### Goal
Without the images, print all the entries below exactly as given.

[Data entries]
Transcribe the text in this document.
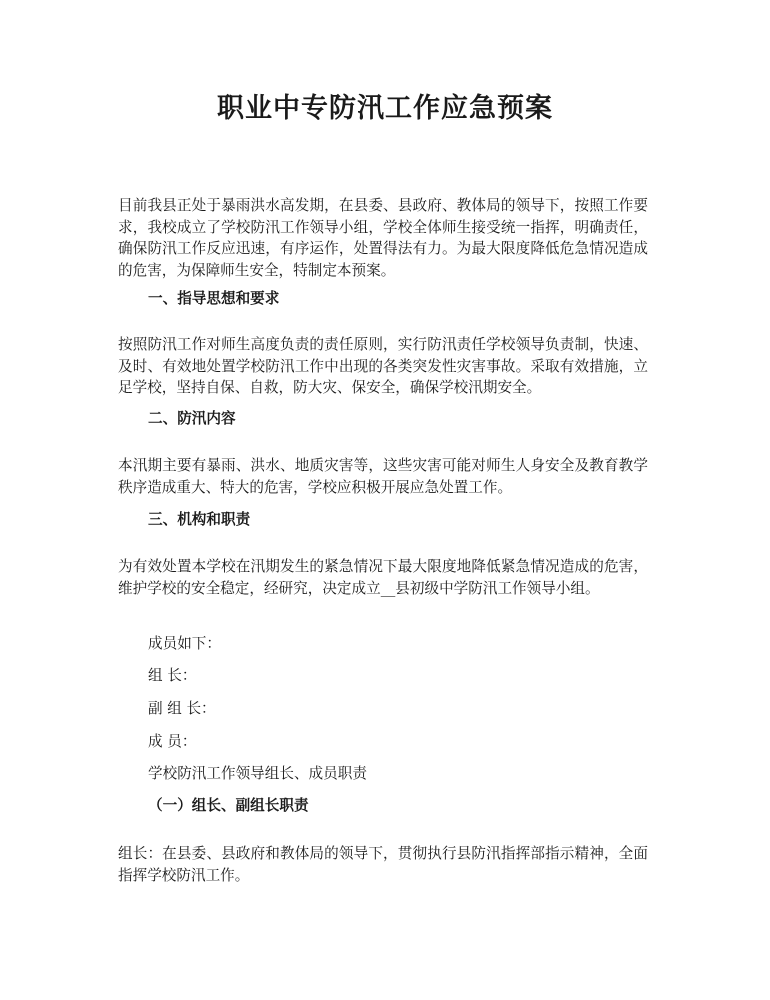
职业中专防汛工作应急预案

目前我县正处于暴雨洪水高发期，在县委、县政府、教体局的领导下，按照工作要求，我校成立了学校防汛工作领导小组，学校全体师生接受统一指挥，明确责任，确保防汛工作反应迅速，有序运作，处置得法有力。为最大限度降低危急情况造成的危害，为保障师生安全，特制定本预案。

一、指导思想和要求

按照防汛工作对师生高度负责的责任原则，实行防汛责任学校领导负责制，快速、及时、有效地处置学校防汛工作中出现的各类突发性灾害事故。采取有效措施，立足学校，坚持自保、自救，防大灾、保安全，确保学校汛期安全。

二、防汛内容

本汛期主要有暴雨、洪水、地质灾害等，这些灾害可能对师生人身安全及教育教学秩序造成重大、特大的危害，学校应积极开展应急处置工作。

三、机构和职责

为有效处置本学校在汛期发生的紧急情况下最大限度地降低紧急情况造成的危害，维护学校的安全稳定，经研究，决定成立__县初级中学防汛工作领导小组。

成员如下：

组 长：

副 组 长：

成 员：

学校防汛工作领导组长、成员职责

（一）组长、副组长职责

组长：在县委、县政府和教体局的领导下，贯彻执行县防汛指挥部指示精神，全面指挥学校防汛工作。
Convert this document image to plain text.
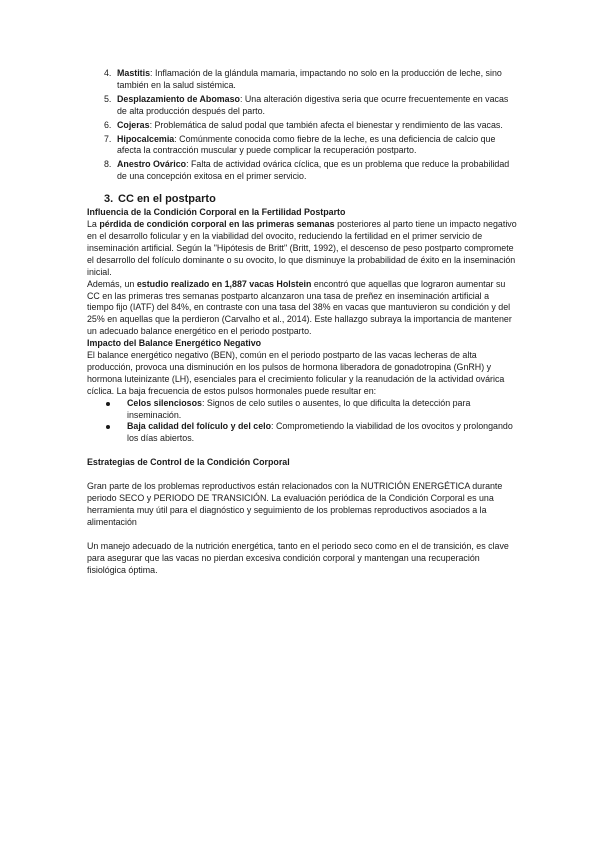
4. Mastitis: Inflamación de la glándula mamaria, impactando no solo en la producción de leche, sino también en la salud sistémica.
5. Desplazamiento de Abomaso: Una alteración digestiva seria que ocurre frecuentemente en vacas de alta producción después del parto.
6. Cojeras: Problemática de salud podal que también afecta el bienestar y rendimiento de las vacas.
7. Hipocalcemia: Comúnmente conocida como fiebre de la leche, es una deficiencia de calcio que afecta la contracción muscular y puede complicar la recuperación postparto.
8. Anestro Ovárico: Falta de actividad ovárica cíclica, que es un problema que reduce la probabilidad de una concepción exitosa en el primer servicio.
3. CC en el postparto

Influencia de la Condición Corporal en la Fertilidad Postparto

La pérdida de condición corporal en las primeras semanas posteriores al parto tiene un impacto negativo en el desarrollo folicular y en la viabilidad del ovocito, reduciendo la fertilidad en el primer servicio de inseminación artificial. Según la "Hipótesis de Britt" (Britt, 1992), el descenso de peso postparto compromete el desarrollo del folículo dominante o su ovocito, lo que disminuye la probabilidad de éxito en la inseminación inicial.

Además, un estudio realizado en 1,887 vacas Holstein encontró que aquellas que lograron aumentar su CC en las primeras tres semanas postparto alcanzaron una tasa de preñez en inseminación artificial a tiempo fijo (IATF) del 84%, en contraste con una tasa del 38% en vacas que mantuvieron su condición y del 25% en aquellas que la perdieron (Carvalho et al., 2014). Este hallazgo subraya la importancia de mantener un adecuado balance energético en el periodo postparto.

Impacto del Balance Energético Negativo

El balance energético negativo (BEN), común en el periodo postparto de las vacas lecheras de alta producción, provoca una disminución en los pulsos de hormona liberadora de gonadotropina (GnRH) y hormona luteinizante (LH), esenciales para el crecimiento folicular y la reanudación de la actividad ovárica cíclica. La baja frecuencia de estos pulsos hormonales puede resultar en:

Celos silenciosos: Signos de celo sutiles o ausentes, lo que dificulta la detección para inseminación.
Baja calidad del folículo y del celo: Comprometiendo la viabilidad de los ovocitos y prolongando los días abiertos.

Estrategias de Control de la Condición Corporal

Gran parte de los problemas reproductivos están relacionados con la NUTRICIÓN ENERGÉTICA durante periodo SECO y PERIODO DE TRANSICIÓN. La evaluación periódica de la Condición Corporal es una herramienta muy útil para el diagnóstico y seguimiento de los problemas reproductivos asociados a la alimentación

Un manejo adecuado de la nutrición energética, tanto en el periodo seco como en el de transición, es clave para asegurar que las vacas no pierdan excesiva condición corporal y mantengan una recuperación fisiológica óptima.
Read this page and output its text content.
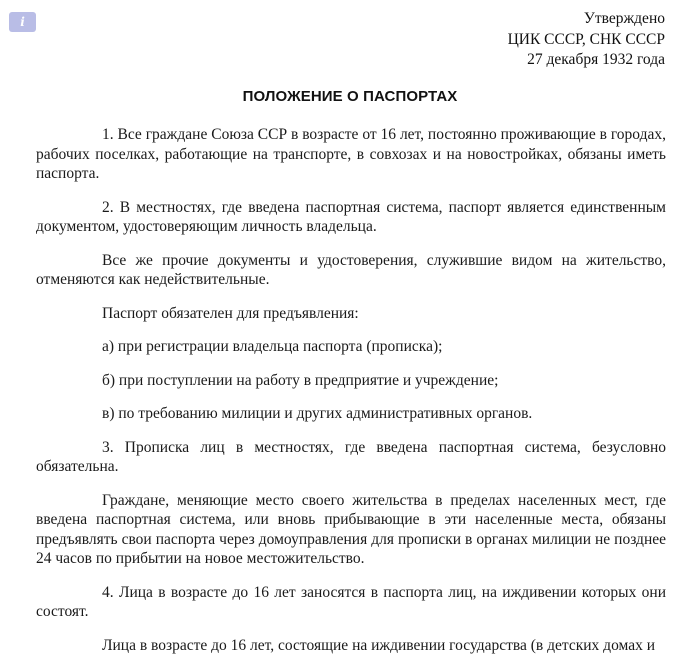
i	Утверждено
ЦИК СССР, СНК СССР
27 декабря 1932 года
ПОЛОЖЕНИЕ О ПАСПОРТАХ

1. Все граждане Союза ССР в возрасте от 16 лет, постоянно проживающие в городах, рабочих поселках, работающие на транспорте, в совхозах и на новостройках, обязаны иметь паспорта.

2. В местностях, где введена паспортная система, паспорт является единственным документом, удостоверяющим личность владельца.

Все же прочие документы и удостоверения, служившие видом на жительство, отменяются как недействительные.

Паспорт обязателен для предъявления:

а) при регистрации владельца паспорта (прописка);

б) при поступлении на работу в предприятие и учреждение;

в) по требованию милиции и других административных органов.

3. Прописка лиц в местностях, где введена паспортная система, безусловно обязательна.

Граждане, меняющие место своего жительства в пределах населенных мест, где введена паспортная система, или вновь прибывающие в эти населенные места, обязаны предъявлять свои паспорта через домоуправления для прописки в органах милиции не позднее 24 часов по прибытии на новое местожительство.

4. Лица в возрасте до 16 лет заносятся в паспорта лиц, на иждивении которых они состоят.

Лица в возрасте до 16 лет, состоящие на иждивении государства (в детских домах и
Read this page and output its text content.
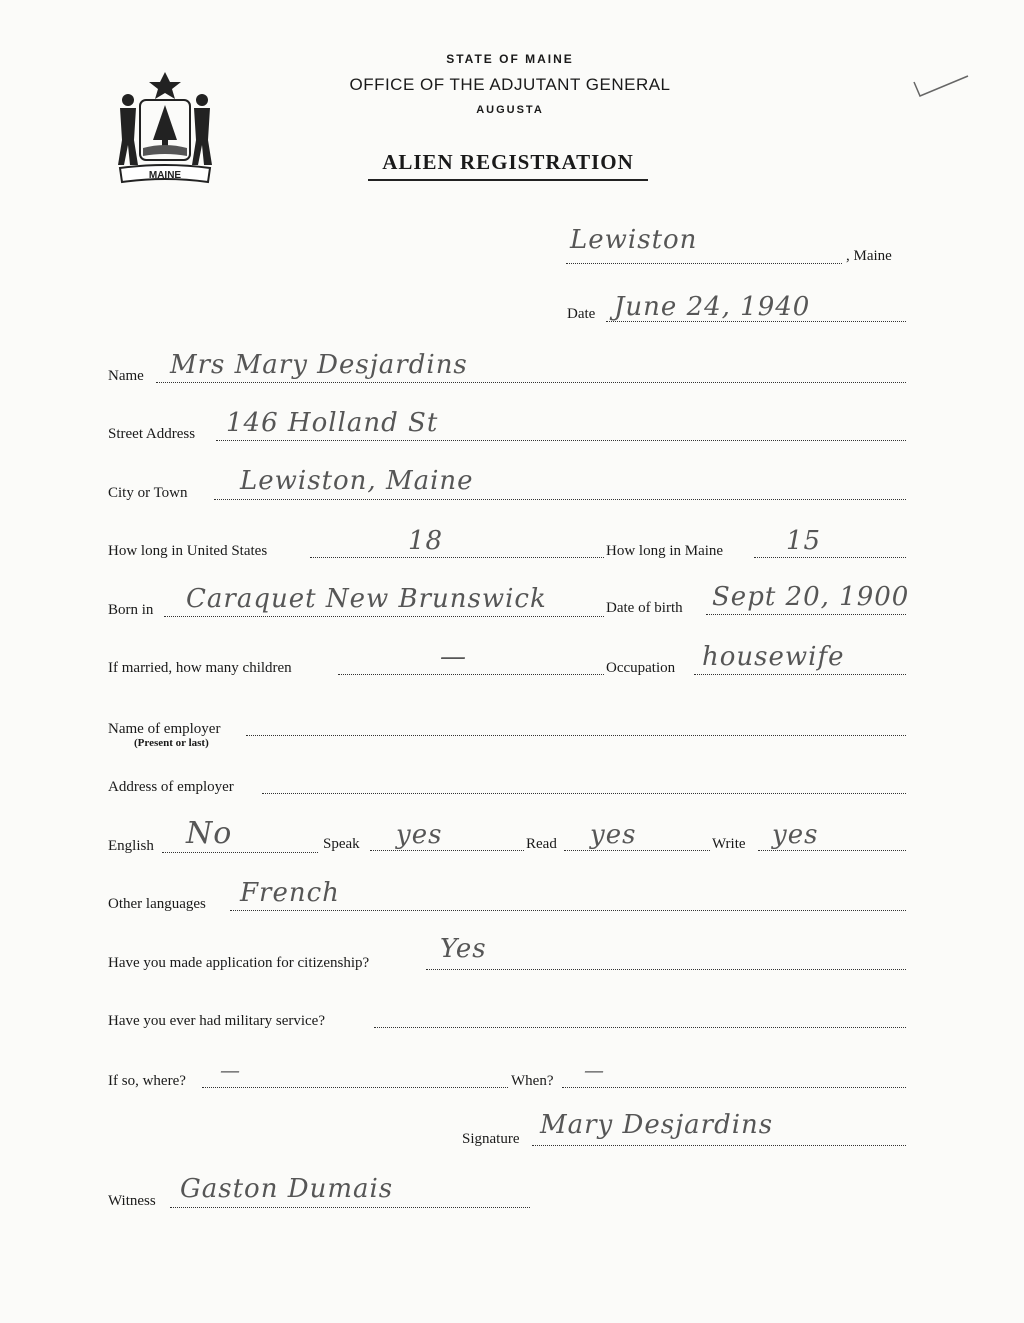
MAINE
STATE OF MAINE
OFFICE OF THE ADJUTANT GENERAL
AUGUSTA
ALIEN REGISTRATION
Lewiston
, Maine
Date June 24, 1940
Name Mrs Mary Desjardins
Street Address 146 Holland St
City or Town Lewiston, Maine
How long in United States	18	How long in Maine 15
Born in Caraquet New Brunswick	Date of birth Sept 20, 1900
If married, how many children	—	Occupation housewife
Name of employer
(Present or last)
Address of employer
English No	Speak yes	Read yes	Write yes
Other languages French
Have you made application for citizenship?	Yes
Have you ever had military service?
If so, where? —	When? —
Signature Mary Desjardins
Witness Gaston Dumais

### Expected answer
Transcribe the text in this document.
职业中专防汛工作应急预案

目前我县正处于暴雨洪水高发期，在县委、县政府、教体局的领导下，按照工作要求，我校成立了学校防汛工作领导小组，学校全体师生接受统一指挥，明确责任，确保防汛工作反应迅速，有序运作，处置得法有力。为最大限度降低危急情况造成的危害，为保障师生安全，特制定本预案。

一、指导思想和要求

按照防汛工作对师生高度负责的责任原则，实行防汛责任学校领导负责制，快速、及时、有效地处置学校防汛工作中出现的各类突发性灾害事故。采取有效措施，立足学校，坚持自保、自救，防大灾、保安全，确保学校汛期安全。

二、防汛内容

本汛期主要有暴雨、洪水、地质灾害等，这些灾害可能对师生人身安全及教育教学秩序造成重大、特大的危害，学校应积极开展应急处置工作。

三、机构和职责

为有效处置本学校在汛期发生的紧急情况下最大限度地降低紧急情况造成的危害，维护学校的安全稳定，经研究，决定成立__县初级中学防汛工作领导小组。

成员如下：

组 长：

副 组 长：

成 员：

学校防汛工作领导组长、成员职责

（一）组长、副组长职责

组长：在县委、县政府和教体局的领导下，贯彻执行县防汛指挥部指示精神，全面指挥学校防汛工作。
Convert this document image to plain text.
4. Mastitis: Inflamación de la glándula mamaria, impactando no solo en la producción de leche, sino también en la salud sistémica.
5. Desplazamiento de Abomaso: Una alteración digestiva seria que ocurre frecuentemente en vacas de alta producción después del parto.
6. Cojeras: Problemática de salud podal que también afecta el bienestar y rendimiento de las vacas.
7. Hipocalcemia: Comúnmente conocida como fiebre de la leche, es una deficiencia de calcio que afecta la contracción muscular y puede complicar la recuperación postparto.
8. Anestro Ovárico: Falta de actividad ovárica cíclica, que es un problema que reduce la probabilidad de una concepción exitosa en el primer servicio.
3. CC en el postparto

Influencia de la Condición Corporal en la Fertilidad Postparto

La pérdida de condición corporal en las primeras semanas posteriores al parto tiene un impacto negativo en el desarrollo folicular y en la viabilidad del ovocito, reduciendo la fertilidad en el primer servicio de inseminación artificial. Según la "Hipótesis de Britt" (Britt, 1992), el descenso de peso postparto compromete el desarrollo del folículo dominante o su ovocito, lo que disminuye la probabilidad de éxito en la inseminación inicial.

Además, un estudio realizado en 1,887 vacas Holstein encontró que aquellas que lograron aumentar su CC en las primeras tres semanas postparto alcanzaron una tasa de preñez en inseminación artificial a tiempo fijo (IATF) del 84%, en contraste con una tasa del 38% en vacas que mantuvieron su condición y del 25% en aquellas que la perdieron (Carvalho et al., 2014). Este hallazgo subraya la importancia de mantener un adecuado balance energético en el periodo postparto.

Impacto del Balance Energético Negativo

El balance energético negativo (BEN), común en el periodo postparto de las vacas lecheras de alta producción, provoca una disminución en los pulsos de hormona liberadora de gonadotropina (GnRH) y hormona luteinizante (LH), esenciales para el crecimiento folicular y la reanudación de la actividad ovárica cíclica. La baja frecuencia de estos pulsos hormonales puede resultar en:

Celos silenciosos: Signos de celo sutiles o ausentes, lo que dificulta la detección para inseminación.
Baja calidad del folículo y del celo: Comprometiendo la viabilidad de los ovocitos y prolongando los días abiertos.

Estrategias de Control de la Condición Corporal

Gran parte de los problemas reproductivos están relacionados con la NUTRICIÓN ENERGÉTICA durante periodo SECO y PERIODO DE TRANSICIÓN. La evaluación periódica de la Condición Corporal es una herramienta muy útil para el diagnóstico y seguimiento de los problemas reproductivos asociados a la alimentación

Un manejo adecuado de la nutrición energética, tanto en el periodo seco como en el de transición, es clave para asegurar que las vacas no pierdan excesiva condición corporal y mantengan una recuperación fisiológica óptima.
Read this page and output its text content.
i	Утверждено
ЦИК СССР, СНК СССР
27 декабря 1932 года
ПОЛОЖЕНИЕ О ПАСПОРТАХ

1. Все граждане Союза ССР в возрасте от 16 лет, постоянно проживающие в городах, рабочих поселках, работающие на транспорте, в совхозах и на новостройках, обязаны иметь паспорта.

2. В местностях, где введена паспортная система, паспорт является единственным документом, удостоверяющим личность владельца.

Все же прочие документы и удостоверения, служившие видом на жительство, отменяются как недействительные.

Паспорт обязателен для предъявления:

а) при регистрации владельца паспорта (прописка);

б) при поступлении на работу в предприятие и учреждение;

в) по требованию милиции и других административных органов.

3. Прописка лиц в местностях, где введена паспортная система, безусловно обязательна.

Граждане, меняющие место своего жительства в пределах населенных мест, где введена паспортная система, или вновь прибывающие в эти населенные места, обязаны предъявлять свои паспорта через домоуправления для прописки в органах милиции не позднее 24 часов по прибытии на новое местожительство.

4. Лица в возрасте до 16 лет заносятся в паспорта лиц, на иждивении которых они состоят.

Лица в возрасте до 16 лет, состоящие на иждивении государства (в детских домах и
Read this page and output its text content.
MAINE
STATE OF MAINE
OFFICE OF THE ADJUTANT GENERAL
AUGUSTA
ALIEN REGISTRATION
Lewiston
, Maine
Date June 24, 1940
Name Mrs Mary Desjardins
Street Address 146 Holland St
City or Town Lewiston, Maine
How long in United States	18	How long in Maine 15
Born in Caraquet New Brunswick	Date of birth Sept 20, 1900
If married, how many children	—	Occupation housewife
Name of employer
(Present or last)
Address of employer
English No	Speak yes	Read yes	Write yes
Other languages French
Have you made application for citizenship?	Yes
Have you ever had military service?
If so, where? —	When? —
Signature Mary Desjardins
Witness Gaston Dumais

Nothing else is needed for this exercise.